What you have to do: Each entry that follows is to be retyped exactly. Pictures do not belong in the copy.

* START *

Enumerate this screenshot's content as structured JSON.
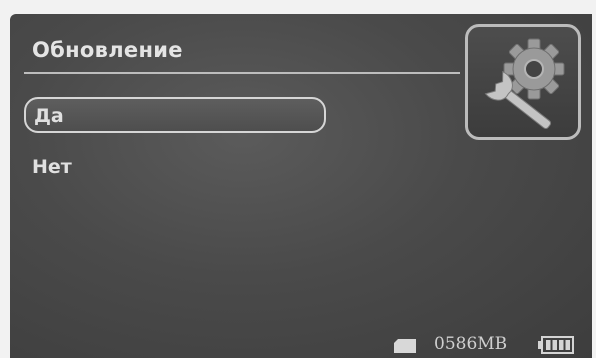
{
  "screen": {
    "title": "Обновление"
  },
  "menu": {
    "items": [
      {
        "label": "Да",
        "selected": true
      },
      {
        "label": "Нет",
        "selected": false
      }
    ]
  },
  "icons": {
    "settings": "gear-and-wrench-icon",
    "storage": "sd-card-icon",
    "battery": "battery-icon"
  },
  "status": {
    "storage": "0586MB",
    "battery_level": 1.0
  },
  "colors": {
    "background": "#4a4a4a",
    "text": "#e0e0e0",
    "accent": "#d6d6d6"
  }
}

* END *

Response to this task:
Enumerate this screenshot's content as structured JSON.
{
  "screen": {
    "title": "Обновление"
  },
  "menu": {
    "items": [
      {
        "label": "Да",
        "selected": true
      },
      {
        "label": "Нет",
        "selected": false
      }
    ]
  },
  "icons": {
    "settings": "gear-and-wrench-icon",
    "storage": "sd-card-icon",
    "battery": "battery-icon"
  },
  "status": {
    "storage": "0586MB",
    "battery_level": 1.0
  },
  "colors": {
    "background": "#4a4a4a",
    "text": "#e0e0e0",
    "accent": "#d6d6d6"
  }
}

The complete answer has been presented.